-- START Provided records --

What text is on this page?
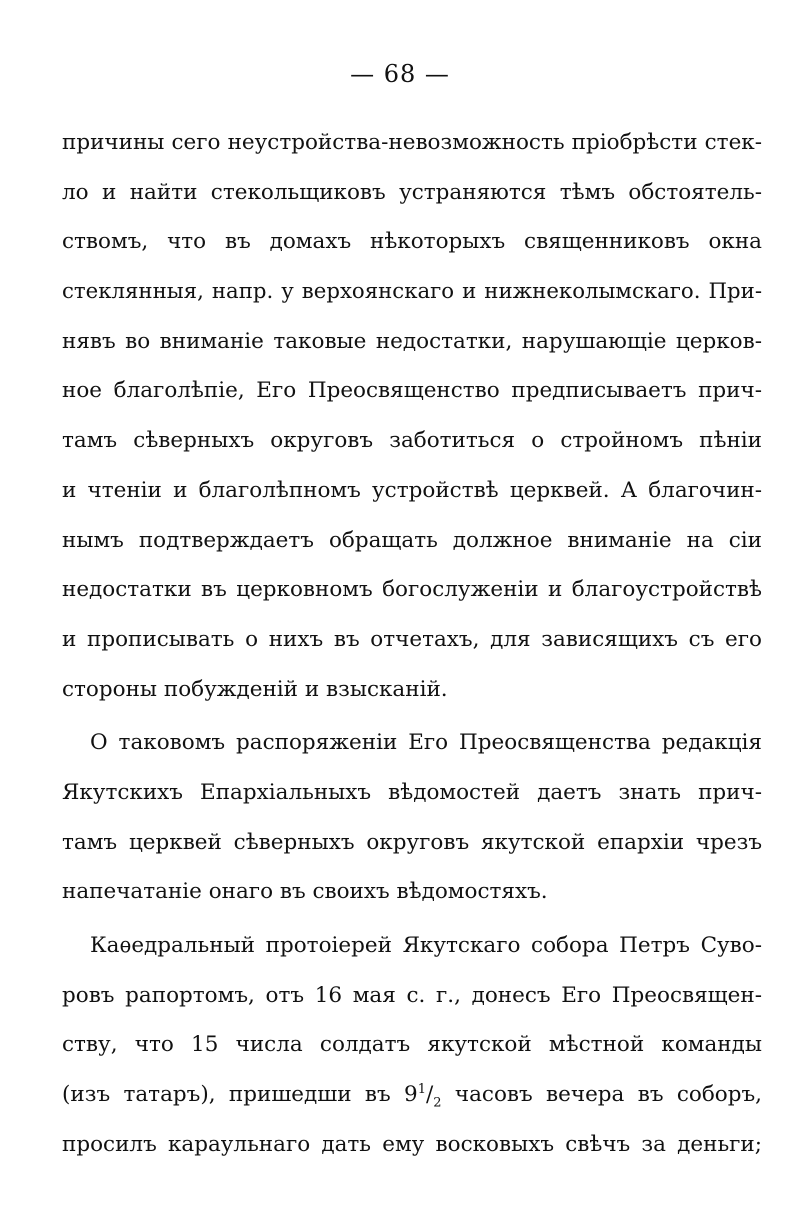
— 68 —
причины сего неустройства-невозможность пріобрѣсти стек-
ло и найти стекольщиковъ устраняются тѣмъ обстоятель-
ствомъ, что въ домахъ нѣкоторыхъ священниковъ окна
стеклянныя, напр. у верхоянскаго и нижнеколымскаго. При-
нявъ во вниманіе таковые недостатки, нарушающіе церков-
ное благолѣпіе, Его Преосвященство предписываетъ прич-
тамъ сѣверныхъ округовъ заботиться о стройномъ пѣніи
и чтеніи и благолѣпномъ устройствѣ церквей. А благочин-
нымъ подтверждаетъ обращать должное вниманіе на сіи
недостатки въ церковномъ богослуженіи и благоустройствѣ
и прописывать о нихъ въ отчетахъ, для зависящихъ съ его
стороны побужденій и взысканій.
О таковомъ распоряженіи Его Преосвященства редакція
Якутскихъ Епархіальныхъ вѣдомостей даетъ знать прич-
тамъ церквей сѣверныхъ округовъ якутской епархіи чрезъ
напечатаніе онаго въ своихъ вѣдомостяхъ.
Каѳедральный протоіерей Якутскаго собора Петръ Суво-
ровъ рапортомъ, отъ 16 мая с. г., донесъ Его Преосвящен-
ству, что 15 числа солдатъ якутской мѣстной команды
(изъ татаръ), пришедши въ $9^1/_2$ часовъ вечера въ соборъ,
просилъ караульнаго дать ему восковыхъ свѣчъ за деньги;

-- END Provided records --

What is needed :: Write the entries above out again exactly, but not the pictures.

Output ::
What text is on this page?
— 68 —
причины сего неустройства-невозможность пріобрѣсти стек-
ло и найти стекольщиковъ устраняются тѣмъ обстоятель-
ствомъ, что въ домахъ нѣкоторыхъ священниковъ окна
стеклянныя, напр. у верхоянскаго и нижнеколымскаго. При-
нявъ во вниманіе таковые недостатки, нарушающіе церков-
ное благолѣпіе, Его Преосвященство предписываетъ прич-
тамъ сѣверныхъ округовъ заботиться о стройномъ пѣніи
и чтеніи и благолѣпномъ устройствѣ церквей. А благочин-
нымъ подтверждаетъ обращать должное вниманіе на сіи
недостатки въ церковномъ богослуженіи и благоустройствѣ
и прописывать о нихъ въ отчетахъ, для зависящихъ съ его
стороны побужденій и взысканій.
О таковомъ распоряженіи Его Преосвященства редакція
Якутскихъ Епархіальныхъ вѣдомостей даетъ знать прич-
тамъ церквей сѣверныхъ округовъ якутской епархіи чрезъ
напечатаніе онаго въ своихъ вѣдомостяхъ.
Каѳедральный протоіерей Якутскаго собора Петръ Суво-
ровъ рапортомъ, отъ 16 мая с. г., донесъ Его Преосвящен-
ству, что 15 числа солдатъ якутской мѣстной команды
(изъ татаръ), пришедши въ $9^1/_2$ часовъ вечера въ соборъ,
просилъ караульнаго дать ему восковыхъ свѣчъ за деньги;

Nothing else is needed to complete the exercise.